EXTRAIT CHOISI:

☆ ☆ ☆ ☆

Nietzsche, comme ma misologie, n’est jamais bien loin : c’est ma grande santé à moi, quitte à finir moi aussi par perdre la raison à 45 ans en pleurant sur le flanc d’un cheval maltraité.
ça m’irait si bien. ça pourrait même avoir l’air de ma folie-totem.
*
depuis que mon genou est bleu, mes racines vont mieux : elles ont appris à pousser sur le côté.
*
et toi qui n’apparais pas, mais qui n’est pourtant pas bien loin, es-tu aussi mon ami ? le deviendras-tu ? un statut peut-il en cacher un autre ? peut-il en chasser un autre ?
j’ai des rêves d’unité et d’amour-amitié et l’envie de tout vivre à la fois.
mais tu le sais déjà : chaque chose en son temps et chaque rêve à sa place.
*

*
je m’apprends à vivre en me rappelant ce que je disais déjà dans la note précédente : tout finit par passer, tout sauf ce qui a été. ça, restera à jamais.
alors, je m’apprends à vivre de telle sorte que ce qui sera à jamais ait l’allure suffisante pour briller pendant l’éternité : l’allure d’une danse le sourire aux lèvres, une baignade sous la lune qui ressemble au soleil et sous des nuages stellaires le vol d’un oiseau qui ressemble à mon rêve.
je m’apprends à vivre de telle sorte que le vent ait enfin un visage soutenable : celui des amis, des amis et des amours aussi – comme elle, moi aussi je veux faire du vent des visages pliés et des objets découpés que je pourrais aimer.
quand j’aurai réussi, il n’y aura plus alors qu’à filmer le ciel.
et comme d’habitude : tout sera à défaire.

☆ ☆ ☆ ☆

ÉNONCÉ A: Repère dans les données chaque ligne où figure le nom « name », puis recopie ces lignes.
L'extrait et les données n'ont aucun rapport entre eux.

DONNÉES DE L'EXERCICE:
☆ ☆ ☆ ☆

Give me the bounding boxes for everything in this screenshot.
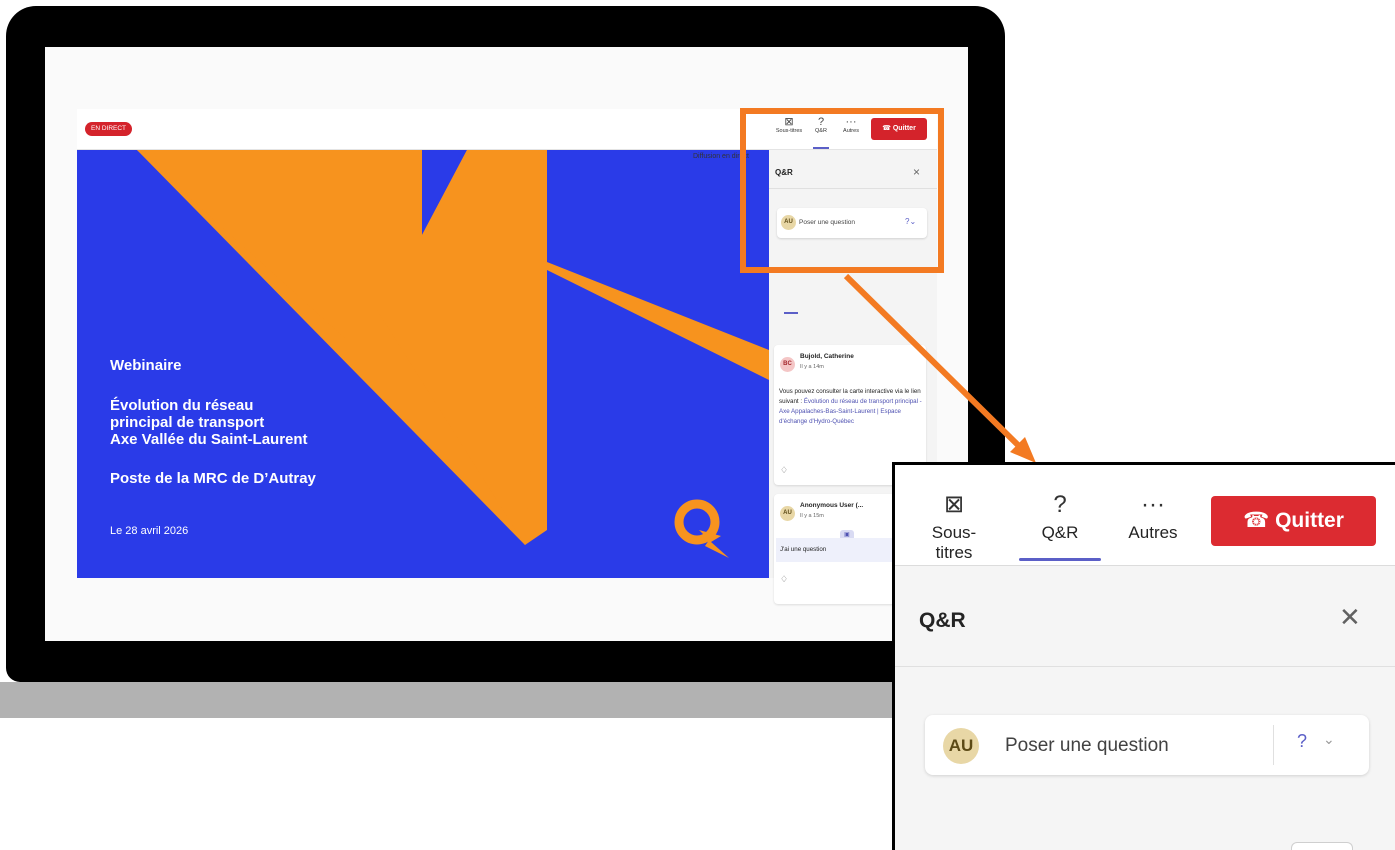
- tab-indicator: [1019, 558, 1101, 561]
- qna-icon: ?: [1053, 491, 1067, 518]
- hang-up-icon: ☎: [1243, 509, 1270, 532]
- ask-placeholder: Poser une question: [1005, 735, 1169, 756]
- divider: [1273, 725, 1274, 765]
- qna-title: Q&R: [919, 609, 966, 632]
- divider: [895, 666, 1395, 667]
- more-icon: ···: [1141, 491, 1165, 518]
- question-type-icon[interactable]: ?: [1297, 731, 1307, 752]
- qna-panel-body: [895, 566, 1395, 850]
- quit-button[interactable]: ☎ Quitter: [1211, 496, 1376, 546]
- zoomed-panel: ⊠ Sous-titres ? Q&R ··· Autres ☎ Quitter…: [892, 462, 1395, 850]
- qna-button[interactable]: ? Q&R: [1031, 487, 1089, 543]
- ask-question-box[interactable]: AU Poser une question ? ⌄: [925, 715, 1369, 775]
- filter-button-peek[interactable]: [1291, 842, 1353, 850]
- captions-button[interactable]: ⊠ Sous-titres: [915, 487, 993, 563]
- close-icon[interactable]: ✕: [1339, 602, 1361, 633]
- avatar: AU: [943, 728, 979, 764]
- more-button[interactable]: ··· Autres: [1121, 487, 1185, 543]
- captions-off-icon: ⊠: [943, 491, 965, 518]
- chevron-down-icon[interactable]: ⌄: [1323, 731, 1335, 748]
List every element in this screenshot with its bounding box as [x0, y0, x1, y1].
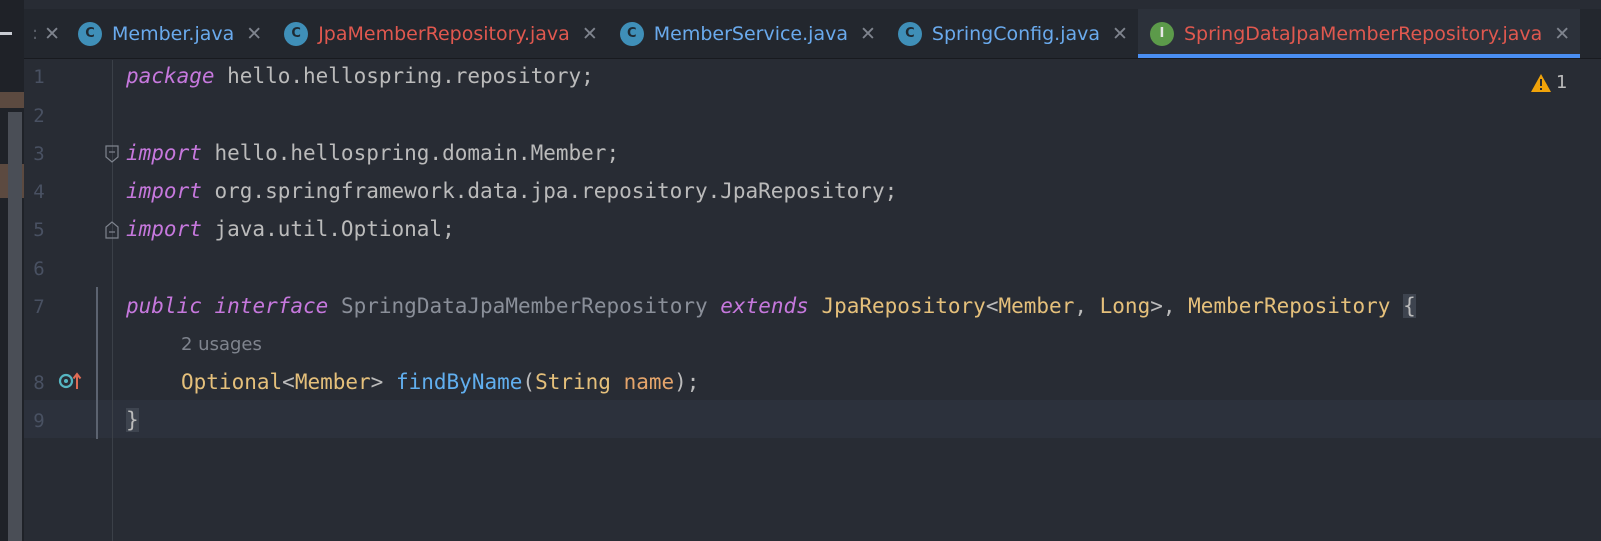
- tab-spring-data-jpa-member-repository[interactable]: I SpringDataJpaMemberRepository.java ✕: [1137, 9, 1581, 58]
- keyword: interface: [214, 294, 329, 318]
- punct: <: [985, 294, 999, 318]
- line-number: 4: [33, 181, 45, 203]
- code-line-3[interactable]: import hello.hellospring.domain.Member;: [126, 141, 619, 165]
- warning-indicator[interactable]: 1: [1530, 72, 1567, 93]
- keyword: package: [126, 64, 215, 88]
- tab-spring-config[interactable]: C SpringConfig.java ✕: [886, 9, 1138, 58]
- keyword: import: [126, 179, 202, 203]
- code-text: hello.hellospring.repository;: [214, 64, 594, 88]
- left-tool-strip: [0, 0, 24, 541]
- close-icon[interactable]: ✕: [1112, 23, 1128, 45]
- current-line-highlight: [24, 400, 1601, 438]
- keyword: extends: [720, 294, 809, 318]
- line-number: 8: [33, 372, 45, 394]
- param-name: name: [623, 370, 675, 394]
- punct: >,: [1150, 294, 1189, 318]
- keyword: import: [126, 217, 202, 241]
- brace-match: {: [1403, 294, 1416, 318]
- scope-bracket: [96, 287, 98, 439]
- interface-name: SpringDataJpaMemberRepository: [340, 294, 708, 318]
- class-icon: C: [619, 21, 644, 46]
- fold-end-icon[interactable]: [105, 221, 119, 239]
- tab-label: JpaMemberRepository.java: [318, 22, 570, 45]
- usages-hint[interactable]: 2 usages: [181, 334, 262, 355]
- line-number: 7: [33, 296, 45, 318]
- tab-member-java[interactable]: C Member.java ✕: [66, 9, 272, 58]
- line-number: 1: [33, 66, 45, 88]
- keyword: public: [126, 294, 202, 318]
- change-marker: [0, 92, 24, 108]
- class-icon: C: [897, 21, 922, 46]
- punct: );: [674, 370, 700, 394]
- type-name: Optional: [181, 370, 283, 394]
- class-icon: C: [78, 21, 102, 46]
- code-text: hello.hellospring.domain.Member;: [201, 141, 620, 165]
- scrollbar-thumb[interactable]: [8, 112, 22, 541]
- code-line-5[interactable]: import java.util.Optional;: [126, 217, 455, 241]
- punct: ,: [1074, 294, 1100, 318]
- tab-member-service[interactable]: C MemberService.java ✕: [608, 9, 886, 58]
- line-number: 2: [33, 105, 45, 127]
- type-name: Long: [1099, 294, 1151, 318]
- line-number: 9: [33, 410, 45, 432]
- method-name: findByName: [395, 370, 523, 394]
- tab-label: MemberService.java: [653, 22, 848, 45]
- tab-fade: :: [32, 23, 39, 44]
- line-number: 5: [33, 219, 45, 241]
- code-line-4[interactable]: import org.springframework.data.jpa.repo…: [126, 179, 897, 203]
- brace-match: }: [126, 408, 139, 432]
- close-icon[interactable]: ✕: [860, 23, 876, 45]
- fold-start-icon[interactable]: [105, 145, 119, 163]
- editor-tab-bar: : ✕ C Member.java ✕ C JpaMemberRepositor…: [24, 9, 1601, 59]
- warning-count: 1: [1556, 72, 1568, 93]
- warning-icon: [1531, 73, 1551, 92]
- code-text: java.util.Optional;: [201, 217, 455, 241]
- line-number: 6: [33, 258, 45, 280]
- tab-partial[interactable]: : ✕: [24, 9, 66, 58]
- close-icon[interactable]: ✕: [44, 23, 60, 45]
- implements-icon[interactable]: [58, 372, 82, 390]
- close-icon[interactable]: ✕: [1554, 23, 1570, 45]
- collapse-icon[interactable]: [0, 32, 12, 35]
- type-name: Member: [294, 370, 371, 394]
- close-icon[interactable]: ✕: [246, 23, 262, 45]
- interface-icon: I: [1149, 21, 1174, 46]
- indent-guide: [112, 60, 113, 541]
- tab-jpa-member-repository[interactable]: C JpaMemberRepository.java ✕: [272, 9, 608, 58]
- code-line-7[interactable]: public interface SpringDataJpaMemberRepo…: [126, 294, 1416, 318]
- code-line-1[interactable]: package hello.hellospring.repository;: [126, 64, 594, 88]
- punct: >: [370, 370, 396, 394]
- punct: <: [282, 370, 295, 394]
- close-icon[interactable]: ✕: [582, 23, 598, 45]
- type-name: Member: [998, 294, 1075, 318]
- type-name: String: [535, 370, 611, 394]
- code-line-8[interactable]: Optional<Member> findByName(String name)…: [181, 370, 699, 394]
- code-text: org.springframework.data.jpa.repository.…: [201, 179, 898, 203]
- code-line-9[interactable]: }: [126, 408, 139, 432]
- keyword: import: [126, 141, 202, 165]
- tab-label: Member.java: [112, 22, 235, 45]
- type-name: JpaRepository: [821, 294, 986, 318]
- line-number: 3: [33, 143, 45, 165]
- tab-label: SpringDataJpaMemberRepository.java: [1183, 22, 1543, 45]
- class-icon: C: [284, 21, 309, 46]
- punct: (: [522, 370, 536, 394]
- tab-label: SpringConfig.java: [931, 22, 1101, 45]
- type-name: MemberRepository: [1188, 294, 1391, 318]
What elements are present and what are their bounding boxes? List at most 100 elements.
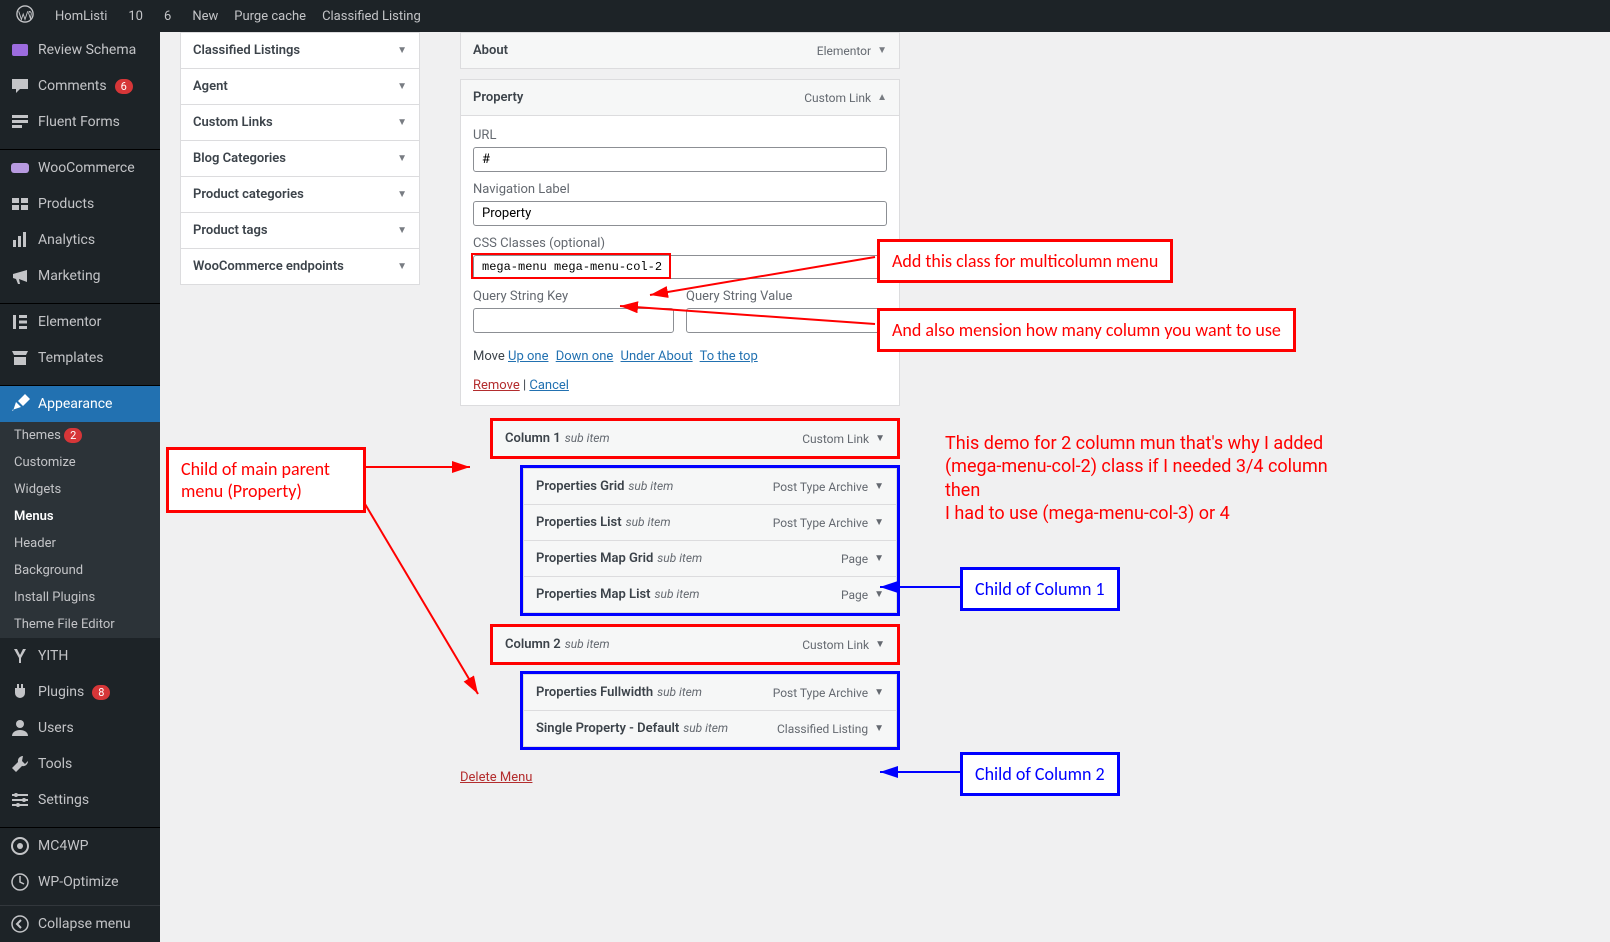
sidebar-themes[interactable]: Themes 2 [0,422,160,449]
panel-blog-categories[interactable]: Blog Categories▼ [181,140,419,176]
panel-agent[interactable]: Agent▼ [181,68,419,104]
sidebar-products[interactable]: Products [0,186,160,222]
sidebar-install-plugins[interactable]: Install Plugins [0,584,160,611]
admin-bar: HomListi 10 6 New Purge cache Classified… [0,0,1610,32]
sidebar-settings[interactable]: Settings [0,782,160,818]
sidebar-plugins[interactable]: Plugins8 [0,674,160,710]
url-input[interactable] [473,147,887,172]
sidebar-wp-optimize[interactable]: WP-Optimize [0,864,160,900]
sidebar-widgets[interactable]: Widgets [0,476,160,503]
menu-item-properties-map-grid[interactable]: Properties Map Gridsub item Page▼ [523,540,897,577]
sidebar-templates[interactable]: Templates [0,340,160,376]
menu-item-column-2[interactable]: Column 2sub item Custom Link▼ [490,624,900,665]
annotation-child-col2: Child of Column 2 [960,752,1120,796]
metabox-list: Classified Listings▼ Agent▼ Custom Links… [180,32,420,285]
menu-item-column-1[interactable]: Column 1sub item Custom Link▼ [490,418,900,459]
chevron-down-icon: ▼ [397,45,407,56]
annotation-add-class: Add this class for multicolumn menu [877,239,1173,283]
sidebar-collapse[interactable]: Collapse menu [0,905,160,942]
sidebar-woocommerce[interactable]: WooCommerce [0,150,160,186]
wp-logo[interactable] [8,0,42,32]
move-up-one[interactable]: Up one [508,349,548,364]
remove-link[interactable]: Remove [473,378,520,393]
chevron-down-icon: ▼ [874,553,884,564]
panel-classified-listings[interactable]: Classified Listings▼ [181,33,419,68]
menu-item-single-property[interactable]: Single Property - Defaultsub item Classi… [523,710,897,747]
chevron-up-icon: ▲ [877,92,887,103]
move-under-about[interactable]: Under About [621,349,693,364]
new-content[interactable]: New [179,0,226,32]
sidebar-yith[interactable]: YITH [0,638,160,674]
themes-badge: 2 [64,428,82,443]
nav-label-input[interactable] [473,201,887,226]
qsv-label: Query String Value [686,289,887,304]
delete-menu-link[interactable]: Delete Menu [460,770,532,785]
sidebar-appearance[interactable]: Appearance [0,386,160,422]
qsk-label: Query String Key [473,289,674,304]
url-label: URL [473,128,887,143]
qsv-input[interactable] [686,308,887,333]
css-classes-input[interactable] [473,255,887,279]
chevron-down-icon: ▼ [397,153,407,164]
panel-custom-links[interactable]: Custom Links▼ [181,104,419,140]
column-1-children: Properties Gridsub item Post Type Archiv… [520,465,900,616]
chevron-down-icon: ▼ [874,517,884,528]
cancel-link[interactable]: Cancel [529,378,569,393]
sidebar-fluent-forms[interactable]: Fluent Forms [0,104,160,140]
annotation-child-parent: Child of main parent menu (Property) [166,447,366,513]
qsk-input[interactable] [473,308,674,333]
move-down-one[interactable]: Down one [556,349,614,364]
chevron-down-icon: ▼ [874,589,884,600]
main-content: Classified Listings▼ Agent▼ Custom Links… [160,32,1610,942]
panel-product-tags[interactable]: Product tags▼ [181,212,419,248]
move-controls: Move Up one Down one Under About To the … [473,349,887,364]
sidebar-tools[interactable]: Tools [0,746,160,782]
chevron-down-icon: ▼ [874,723,884,734]
menu-item-properties-list[interactable]: Properties Listsub item Post Type Archiv… [523,504,897,541]
annotation-child-col1: Child of Column 1 [960,567,1120,611]
sidebar-background[interactable]: Background [0,557,160,584]
menu-item-properties-fullwidth[interactable]: Properties Fullwidthsub item Post Type A… [523,674,897,711]
nav-label-label: Navigation Label [473,182,887,197]
annotation-demo-text: This demo for 2 column mun that's why I … [945,432,1365,526]
sidebar-theme-editor[interactable]: Theme File Editor [0,611,160,638]
panel-wc-endpoints[interactable]: WooCommerce endpoints▼ [181,248,419,284]
menu-item-property: Property Custom Link▲ URL Navigation Lab… [460,79,900,406]
site-name[interactable]: HomListi [42,0,115,32]
sidebar-header[interactable]: Header [0,530,160,557]
sidebar-menus[interactable]: Menus [0,503,160,530]
chevron-down-icon: ▼ [874,481,884,492]
chevron-down-icon: ▼ [875,433,885,444]
sidebar-users[interactable]: Users [0,710,160,746]
comments-badge: 6 [115,79,133,94]
menu-item-properties-grid[interactable]: Properties Gridsub item Post Type Archiv… [523,468,897,505]
sidebar-mc4wp[interactable]: MC4WP [0,828,160,864]
chevron-down-icon: ▼ [875,639,885,650]
wordpress-icon [16,5,34,27]
chevron-down-icon: ▼ [874,687,884,698]
chevron-down-icon: ▼ [397,81,407,92]
chevron-down-icon: ▼ [877,45,887,56]
admin-sidebar: Review Schema Comments6 Fluent Forms Woo… [0,32,160,942]
menu-item-about-header[interactable]: About Elementor▼ [461,33,899,68]
comments-count[interactable]: 6 [151,0,179,32]
annotation-mention-col: And also mension how many column you wan… [877,308,1296,352]
menu-item-property-header[interactable]: Property Custom Link▲ [461,80,899,115]
updates[interactable]: 10 [115,0,151,32]
chevron-down-icon: ▼ [397,225,407,236]
sidebar-customize[interactable]: Customize [0,449,160,476]
purge-cache[interactable]: Purge cache [226,0,314,32]
panel-product-categories[interactable]: Product categories▼ [181,176,419,212]
sidebar-marketing[interactable]: Marketing [0,258,160,294]
css-classes-label: CSS Classes (optional) [473,236,887,251]
menu-item-properties-map-list[interactable]: Properties Map Listsub item Page▼ [523,576,897,613]
menu-structure: About Elementor▼ Property Custom Link▲ U… [460,32,900,785]
sidebar-analytics[interactable]: Analytics [0,222,160,258]
chevron-down-icon: ▼ [397,261,407,272]
sidebar-review-schema[interactable]: Review Schema [0,32,160,68]
classified-listing[interactable]: Classified Listing [314,0,429,32]
sidebar-comments[interactable]: Comments6 [0,68,160,104]
chevron-down-icon: ▼ [397,117,407,128]
sidebar-elementor[interactable]: Elementor [0,304,160,340]
move-to-top[interactable]: To the top [700,349,758,364]
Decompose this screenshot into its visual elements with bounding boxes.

☆ ☆ ☆ ☆

ÉNONCÉ B: Cite mot pour mot le passage de l'extrait choisi qui va de « Nietzsche, comme ma » jusqu'à « vivre à la fois. » inclus.

RÉPONSE COMPLÈTE A:
- param-name: name: [623, 370, 675, 394]
- interface-name: SpringDataJpaMemberRepository: [340, 294, 708, 318]
- type-name: Optional: [181, 370, 283, 394]
- type-name: Long: [1099, 294, 1151, 318]
- method-name: findByName: [395, 370, 523, 394]
- type-name: Member: [294, 370, 371, 394]
- type-name: Member: [998, 294, 1075, 318]
- type-name: String: [535, 370, 611, 394]
- code-line-8[interactable]: Optional<Member> findByName(String name)…: [181, 370, 699, 394]
- type-name: JpaRepository: [821, 294, 986, 318]
- type-name: MemberRepository: [1188, 294, 1391, 318]
site-name[interactable]: HomListi [42,0,115,32]

RÉPONSE COMPLÈTE B:
Nietzsche, comme ma misologie, n’est jamais bien loin : c’est ma grande santé à moi, quitte à finir moi aussi par perdre la raison à 45 ans en pleurant sur le flanc d’un cheval maltraité.
ça m’irait si bien. ça pourrait même avoir l’air de ma folie-totem.
*
depuis que mon genou est bleu, mes racines vont mieux : elles ont appris à pousser sur le côté.
*
et toi qui n’apparais pas, mais qui n’est pourtant pas bien loin, es-tu aussi mon ami ? le deviendras-tu ? un statut peut-il en cacher un autre ? peut-il en chasser un autre ?
j’ai des rêves d’unité et d’amour-amitié et l’envie de tout vivre à la fois.